:: TEXT BLOCK

12. My Conference Is Bigger Than Your Conference
The annual gathering of the computer graphics community was called Siggraph. It was a big event: 50,000 attendees at its peak. Scientists, engineers, programmers, artists, professors and students, hardware and software vendors, and countless others.
For me, it was Christmas, New Years, and my birthday all rolled into one. It was a technical conference, and industry trade show, an art exhibit, all wrapped up in a carnival atmosphere, showcasing all that was new and exciting in the world of computer graphics.
Siggraph (Special Interest Group on Computer Graphics) is a “special interest” group of the Association for Computer Machinery (ACM). Other SIG’s include Sigchi (Special Interest Group on Computer–Human Interaction), and Sigplan (Special Interest Group on Programming Languages). There are 38 Sig’s listed on the ACM web site, and most — if not all — hold annual conferences.

::::
:: RECORD EXTRACTS

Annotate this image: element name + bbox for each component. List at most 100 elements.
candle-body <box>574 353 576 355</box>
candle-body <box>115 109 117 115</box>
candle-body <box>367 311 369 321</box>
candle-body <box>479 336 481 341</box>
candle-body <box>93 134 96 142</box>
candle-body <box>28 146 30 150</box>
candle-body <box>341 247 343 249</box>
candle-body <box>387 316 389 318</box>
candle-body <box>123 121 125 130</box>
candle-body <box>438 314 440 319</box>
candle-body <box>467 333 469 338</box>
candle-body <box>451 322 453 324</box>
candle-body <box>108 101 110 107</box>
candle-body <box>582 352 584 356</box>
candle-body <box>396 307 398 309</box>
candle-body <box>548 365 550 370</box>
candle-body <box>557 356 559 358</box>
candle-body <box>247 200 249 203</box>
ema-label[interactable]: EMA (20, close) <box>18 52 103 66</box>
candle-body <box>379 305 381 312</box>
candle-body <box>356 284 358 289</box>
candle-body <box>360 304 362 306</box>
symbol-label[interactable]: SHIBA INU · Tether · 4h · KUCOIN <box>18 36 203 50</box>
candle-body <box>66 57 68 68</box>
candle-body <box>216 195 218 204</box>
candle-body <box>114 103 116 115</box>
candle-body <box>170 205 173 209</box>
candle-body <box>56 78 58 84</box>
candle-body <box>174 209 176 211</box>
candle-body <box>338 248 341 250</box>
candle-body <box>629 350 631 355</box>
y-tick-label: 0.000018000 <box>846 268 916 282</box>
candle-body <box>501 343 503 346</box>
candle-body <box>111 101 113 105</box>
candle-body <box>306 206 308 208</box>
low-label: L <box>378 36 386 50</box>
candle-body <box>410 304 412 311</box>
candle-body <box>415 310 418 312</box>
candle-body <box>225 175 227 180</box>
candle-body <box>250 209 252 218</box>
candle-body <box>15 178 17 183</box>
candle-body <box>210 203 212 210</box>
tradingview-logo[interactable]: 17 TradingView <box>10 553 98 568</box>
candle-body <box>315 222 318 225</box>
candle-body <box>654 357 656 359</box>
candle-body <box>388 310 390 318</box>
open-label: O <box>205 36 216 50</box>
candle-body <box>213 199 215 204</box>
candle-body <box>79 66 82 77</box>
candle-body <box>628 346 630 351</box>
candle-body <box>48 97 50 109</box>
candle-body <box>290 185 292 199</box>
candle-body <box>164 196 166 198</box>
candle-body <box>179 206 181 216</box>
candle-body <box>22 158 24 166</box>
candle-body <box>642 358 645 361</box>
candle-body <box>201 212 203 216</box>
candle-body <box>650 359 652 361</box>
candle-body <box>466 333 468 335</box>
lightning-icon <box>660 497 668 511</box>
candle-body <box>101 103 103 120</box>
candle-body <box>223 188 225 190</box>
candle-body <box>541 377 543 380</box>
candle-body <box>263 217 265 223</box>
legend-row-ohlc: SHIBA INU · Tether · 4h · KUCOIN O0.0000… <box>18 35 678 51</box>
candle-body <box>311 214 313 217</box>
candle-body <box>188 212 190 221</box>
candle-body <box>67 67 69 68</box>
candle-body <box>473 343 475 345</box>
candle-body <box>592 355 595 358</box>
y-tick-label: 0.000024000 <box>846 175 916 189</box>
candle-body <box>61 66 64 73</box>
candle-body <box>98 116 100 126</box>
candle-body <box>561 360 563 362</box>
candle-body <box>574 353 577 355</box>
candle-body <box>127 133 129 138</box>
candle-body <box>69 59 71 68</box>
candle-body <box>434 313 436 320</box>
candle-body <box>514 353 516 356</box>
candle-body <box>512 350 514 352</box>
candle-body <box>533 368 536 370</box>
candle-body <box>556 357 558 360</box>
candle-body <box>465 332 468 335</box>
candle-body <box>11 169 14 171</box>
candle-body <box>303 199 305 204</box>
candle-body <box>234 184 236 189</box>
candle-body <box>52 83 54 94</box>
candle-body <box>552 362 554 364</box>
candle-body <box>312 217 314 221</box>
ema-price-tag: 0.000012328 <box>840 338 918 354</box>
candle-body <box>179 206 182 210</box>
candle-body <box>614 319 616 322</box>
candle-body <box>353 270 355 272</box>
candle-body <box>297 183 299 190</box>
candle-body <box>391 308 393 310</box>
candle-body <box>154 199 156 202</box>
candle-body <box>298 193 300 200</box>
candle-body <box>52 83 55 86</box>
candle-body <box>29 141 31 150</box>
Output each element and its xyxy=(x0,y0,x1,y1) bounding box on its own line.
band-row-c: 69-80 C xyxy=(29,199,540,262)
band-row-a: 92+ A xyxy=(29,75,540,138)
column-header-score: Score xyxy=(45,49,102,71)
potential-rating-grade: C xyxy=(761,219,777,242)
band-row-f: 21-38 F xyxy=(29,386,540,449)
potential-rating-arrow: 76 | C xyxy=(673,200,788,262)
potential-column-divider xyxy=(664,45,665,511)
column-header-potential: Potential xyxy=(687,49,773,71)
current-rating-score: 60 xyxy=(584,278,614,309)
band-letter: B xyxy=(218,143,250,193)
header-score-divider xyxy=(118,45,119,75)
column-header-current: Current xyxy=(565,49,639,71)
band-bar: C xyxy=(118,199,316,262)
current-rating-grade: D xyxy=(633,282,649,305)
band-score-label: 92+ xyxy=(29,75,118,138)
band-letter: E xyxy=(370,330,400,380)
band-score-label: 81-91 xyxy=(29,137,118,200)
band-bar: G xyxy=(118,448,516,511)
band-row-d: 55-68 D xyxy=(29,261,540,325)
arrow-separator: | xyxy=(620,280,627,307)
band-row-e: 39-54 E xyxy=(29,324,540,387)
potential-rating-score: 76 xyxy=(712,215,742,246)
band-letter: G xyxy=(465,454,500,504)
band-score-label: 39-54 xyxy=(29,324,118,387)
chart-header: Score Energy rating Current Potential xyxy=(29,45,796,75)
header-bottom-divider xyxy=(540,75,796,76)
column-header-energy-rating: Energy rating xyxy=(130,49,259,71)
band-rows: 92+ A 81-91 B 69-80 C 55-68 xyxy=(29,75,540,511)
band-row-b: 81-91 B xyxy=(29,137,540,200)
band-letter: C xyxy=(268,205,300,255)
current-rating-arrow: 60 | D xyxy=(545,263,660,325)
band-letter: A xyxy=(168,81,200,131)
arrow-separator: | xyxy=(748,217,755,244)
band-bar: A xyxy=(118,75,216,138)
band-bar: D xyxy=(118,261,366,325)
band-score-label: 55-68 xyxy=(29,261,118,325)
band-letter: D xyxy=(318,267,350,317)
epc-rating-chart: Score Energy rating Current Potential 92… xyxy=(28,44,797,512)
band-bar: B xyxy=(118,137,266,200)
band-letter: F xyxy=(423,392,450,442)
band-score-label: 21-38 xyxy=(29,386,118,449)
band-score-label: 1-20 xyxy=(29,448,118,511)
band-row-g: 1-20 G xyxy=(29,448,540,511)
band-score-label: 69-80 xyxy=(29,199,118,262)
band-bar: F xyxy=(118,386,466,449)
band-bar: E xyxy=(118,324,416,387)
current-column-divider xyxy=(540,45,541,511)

::::

▶ _ACTIVITY 1_: Summarize the Siggraph text in two sentences.
▶ _ACTIVITY 2_: List every special interest group named in the Siggraph text, with the full name it gives for each.
▶ _ACTIVITY 3_: Write the next part of the Siggraph text, picking up after its final sentence.

▶ _TASK OUTPUT 1_: Siggraph, the annual gathering of the computer graphics community, was a big event with 50,000 attendees at its peak, combining a technical conference, an industry trade show, and an art exhibit in a carnival atmosphere. It is a special interest group of the Association for Computer Machinery, one of 38 such groups listed on the ACM web site, most of which hold annual conferences.

▶ _TASK OUTPUT 2_:
- Siggraph (Special Interest Group on Computer Graphics)
- Sigchi (Special Interest Group on Computer–Human Interaction)
- Sigplan (Special Interest Group on Programming Languages)

▶ _TASK OUTPUT 3_:
But Siggraph was different, especially in the 80’s and 90's. Like the other SIG conferences, Siggraph was a highly technical academic conference, and the conference proceedings were pure gold to us graphics software developers. It was different because it was also a trade show. Where a typical academic conference may attract one or two hundred participants, Siggraph pulled them in by the tens of thousands.
Before the days of the Internet and 24-hour news updates, Siggraph was full of surprises. New hardware, software, techniques. New product and industry announcements, sneak peeks at new technology in hotel suites if you had an invitation. Vendor user groups and parties.
As a small startup, it was our chance to demo our software, make an impression, get noticed, gather sales leads, and check out the competition. It was also a huge outlay, traveling from Canada, hotels, shipping equipment, and paying the exorbitant exhibitor fees. The time before the show was crunch time. Squeezing in last minute features, recompiling the software the morning before the show, double-checking that the demos were working properly.
My first Siggraph was 1986 in Dallas. I was the proverbial kid in the candy store. Over the years, I went to 24 Siggraphs in a row.
Design & Code
This is the listing for the image above. I used the 3d noise gradient from the previous posting to deviate the particles moving up along the Y axis from the ground plane.
I’m not happy about the noise interface being hardwired into dynamics-animator
, nor do I like *gravity*
being a global variable. The latter is left over from the Lisp lessons I mentioned earlier.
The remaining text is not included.